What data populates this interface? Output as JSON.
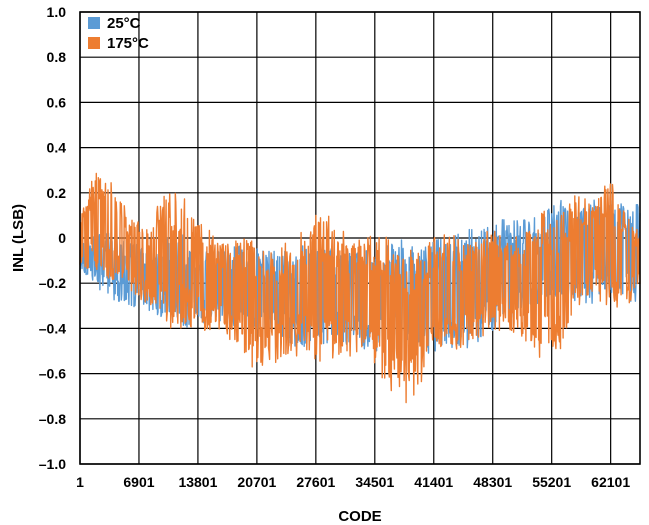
{
  "chart_data": {
    "type": "line",
    "title": "",
    "xlabel": "CODE",
    "ylabel": "INL (LSB)",
    "xlim": [
      1,
      65536
    ],
    "ylim": [
      -1.0,
      1.0
    ],
    "x_ticks": [
      1,
      6901,
      13801,
      20701,
      27601,
      34501,
      41401,
      48301,
      55201,
      62101
    ],
    "x_tick_labels": [
      "1",
      "6901",
      "13801",
      "20701",
      "27601",
      "34501",
      "41401",
      "48301",
      "55201",
      "62101"
    ],
    "y_ticks": [
      1.0,
      0.8,
      0.6,
      0.4,
      0.2,
      0,
      -0.2,
      -0.4,
      -0.6,
      -0.8,
      -1.0
    ],
    "y_tick_labels": [
      "1.0",
      "0.8",
      "0.6",
      "0.4",
      "0.2",
      "0",
      "–0.2",
      "–0.4",
      "–0.6",
      "–0.8",
      "–1.0"
    ],
    "grid": true,
    "legend_position": "top-left",
    "series": [
      {
        "name": "25°C",
        "color": "#5B9BD5",
        "envelope_codes": [
          1,
          2000,
          4000,
          6000,
          8000,
          10000,
          12000,
          14000,
          16000,
          18000,
          20000,
          22000,
          24000,
          26000,
          28000,
          30000,
          32000,
          34000,
          36000,
          38000,
          40000,
          42000,
          44000,
          46000,
          48000,
          50000,
          52000,
          54000,
          56000,
          58000,
          60000,
          62000,
          64000,
          65535
        ],
        "upper": [
          0.0,
          0.03,
          0.02,
          -0.02,
          -0.04,
          0.0,
          0.02,
          -0.05,
          -0.06,
          -0.02,
          -0.05,
          -0.03,
          -0.05,
          -0.03,
          -0.02,
          -0.05,
          -0.05,
          -0.03,
          -0.03,
          0.0,
          -0.04,
          0.02,
          0.02,
          0.05,
          0.07,
          0.09,
          0.08,
          0.1,
          0.18,
          0.12,
          0.19,
          0.18,
          0.16,
          0.15
        ],
        "lower": [
          -0.15,
          -0.22,
          -0.28,
          -0.3,
          -0.33,
          -0.36,
          -0.4,
          -0.38,
          -0.36,
          -0.4,
          -0.44,
          -0.4,
          -0.46,
          -0.5,
          -0.48,
          -0.46,
          -0.48,
          -0.5,
          -0.52,
          -0.48,
          -0.52,
          -0.5,
          -0.5,
          -0.48,
          -0.42,
          -0.38,
          -0.32,
          -0.3,
          -0.26,
          -0.28,
          -0.3,
          -0.25,
          -0.3,
          -0.28
        ]
      },
      {
        "name": "175°C",
        "color": "#ED7D31",
        "envelope_codes": [
          1,
          2000,
          4000,
          6000,
          8000,
          10000,
          12000,
          14000,
          16000,
          18000,
          20000,
          22000,
          24000,
          26000,
          28000,
          30000,
          32000,
          34000,
          36000,
          38000,
          40000,
          42000,
          44000,
          46000,
          48000,
          50000,
          52000,
          54000,
          56000,
          58000,
          60000,
          62000,
          64000,
          65535
        ],
        "upper": [
          0.15,
          0.3,
          0.24,
          0.1,
          0.06,
          0.22,
          0.2,
          0.08,
          0.02,
          0.0,
          0.0,
          -0.05,
          -0.02,
          0.05,
          0.12,
          0.08,
          -0.02,
          0.04,
          0.0,
          -0.06,
          -0.04,
          0.02,
          0.02,
          -0.02,
          0.04,
          0.02,
          0.02,
          0.14,
          0.08,
          0.2,
          0.18,
          0.27,
          0.1,
          0.04
        ],
        "lower": [
          -0.12,
          -0.16,
          -0.2,
          -0.24,
          -0.3,
          -0.4,
          -0.4,
          -0.42,
          -0.44,
          -0.46,
          -0.58,
          -0.56,
          -0.54,
          -0.52,
          -0.55,
          -0.58,
          -0.52,
          -0.54,
          -0.66,
          -0.74,
          -0.68,
          -0.48,
          -0.5,
          -0.46,
          -0.42,
          -0.4,
          -0.45,
          -0.55,
          -0.56,
          -0.3,
          -0.28,
          -0.32,
          -0.3,
          -0.25
        ]
      }
    ]
  }
}
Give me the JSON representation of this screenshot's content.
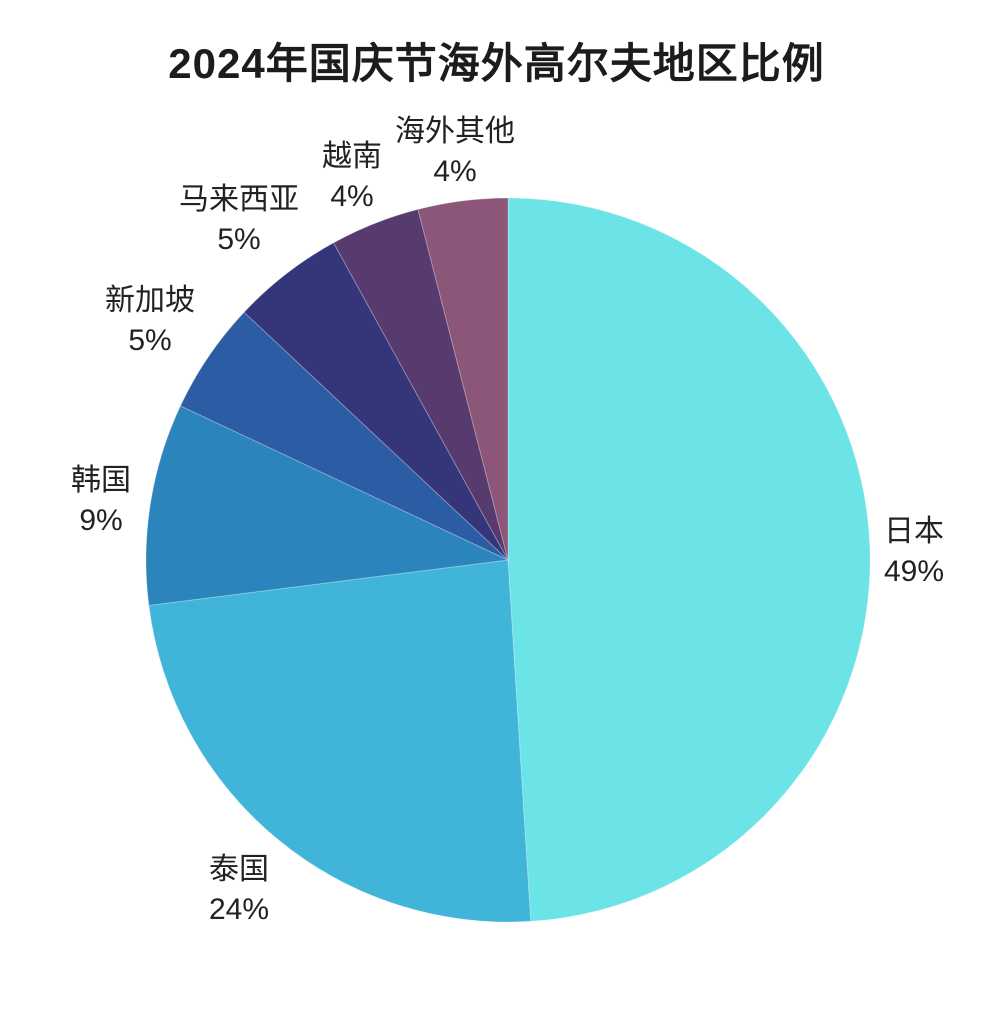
{
  "title": "2024年国庆节海外高尔夫地区比例",
  "chart_data": {
    "type": "pie",
    "title": "2024年国庆节海外高尔夫地区比例",
    "start_angle_deg": 0,
    "direction": "clockwise",
    "unit": "%",
    "slices": [
      {
        "label": "日本",
        "value": 49,
        "pct_text": "49%",
        "color": "#6BE3E7"
      },
      {
        "label": "泰国",
        "value": 24,
        "pct_text": "24%",
        "color": "#41B5D9"
      },
      {
        "label": "韩国",
        "value": 9,
        "pct_text": "9%",
        "color": "#2B85BC"
      },
      {
        "label": "新加坡",
        "value": 5,
        "pct_text": "5%",
        "color": "#2C5CA4"
      },
      {
        "label": "马来西亚",
        "value": 5,
        "pct_text": "5%",
        "color": "#35357A"
      },
      {
        "label": "越南",
        "value": 4,
        "pct_text": "4%",
        "color": "#573A6E"
      },
      {
        "label": "海外其他",
        "value": 4,
        "pct_text": "4%",
        "color": "#8C5678"
      }
    ],
    "colors": {
      "background": "#ffffff",
      "title_text": "#1c1c1c",
      "label_text": "#222222"
    }
  }
}
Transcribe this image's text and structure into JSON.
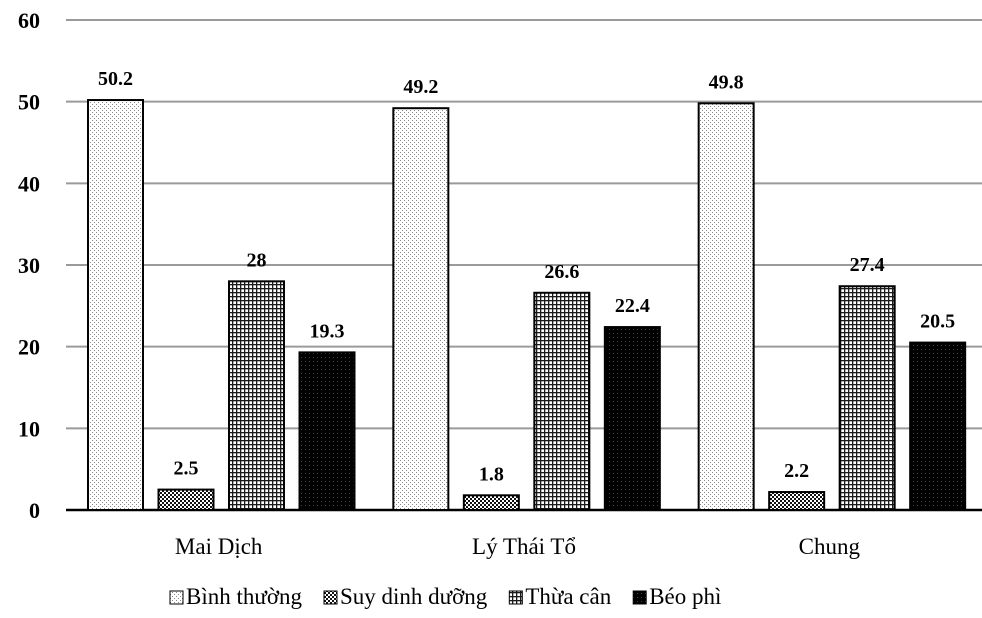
{
  "chart_data": {
    "type": "bar",
    "title": "",
    "xlabel": "",
    "ylabel": "",
    "ylim": [
      0,
      60
    ],
    "yticks": [
      0,
      10,
      20,
      30,
      40,
      50,
      60
    ],
    "grid": true,
    "legend_position": "bottom",
    "categories": [
      "Mai Dịch",
      "Lý Thái Tổ",
      "Chung"
    ],
    "series": [
      {
        "name": "Bình thường",
        "pattern": "dots-light",
        "values": [
          50.2,
          49.2,
          49.8
        ]
      },
      {
        "name": "Suy dinh dưỡng",
        "pattern": "checker",
        "values": [
          2.5,
          1.8,
          2.2
        ]
      },
      {
        "name": "Thừa cân",
        "pattern": "grid",
        "values": [
          28,
          26.6,
          27.4
        ]
      },
      {
        "name": "Béo phì",
        "pattern": "solid-dark",
        "values": [
          19.3,
          22.4,
          20.5
        ]
      }
    ],
    "data_labels": [
      [
        "50.2",
        "2.5",
        "28",
        "19.3"
      ],
      [
        "49.2",
        "1.8",
        "26.6",
        "22.4"
      ],
      [
        "49.8",
        "2.2",
        "27.4",
        "20.5"
      ]
    ]
  }
}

Directions for this task: Write out exactly the lines from the one that contains "Transcribe this image's" through the last line of the data above, both included. Leave every picture out.

The result:
Transcribe this image's text and structure into JSON.
{
  "chart_data": {
    "type": "bar",
    "title": "",
    "xlabel": "",
    "ylabel": "",
    "ylim": [
      0,
      60
    ],
    "yticks": [
      0,
      10,
      20,
      30,
      40,
      50,
      60
    ],
    "grid": true,
    "legend_position": "bottom",
    "categories": [
      "Mai Dịch",
      "Lý Thái Tổ",
      "Chung"
    ],
    "series": [
      {
        "name": "Bình thường",
        "pattern": "dots-light",
        "values": [
          50.2,
          49.2,
          49.8
        ]
      },
      {
        "name": "Suy dinh dưỡng",
        "pattern": "checker",
        "values": [
          2.5,
          1.8,
          2.2
        ]
      },
      {
        "name": "Thừa cân",
        "pattern": "grid",
        "values": [
          28,
          26.6,
          27.4
        ]
      },
      {
        "name": "Béo phì",
        "pattern": "solid-dark",
        "values": [
          19.3,
          22.4,
          20.5
        ]
      }
    ],
    "data_labels": [
      [
        "50.2",
        "2.5",
        "28",
        "19.3"
      ],
      [
        "49.2",
        "1.8",
        "26.6",
        "22.4"
      ],
      [
        "49.8",
        "2.2",
        "27.4",
        "20.5"
      ]
    ]
  }
}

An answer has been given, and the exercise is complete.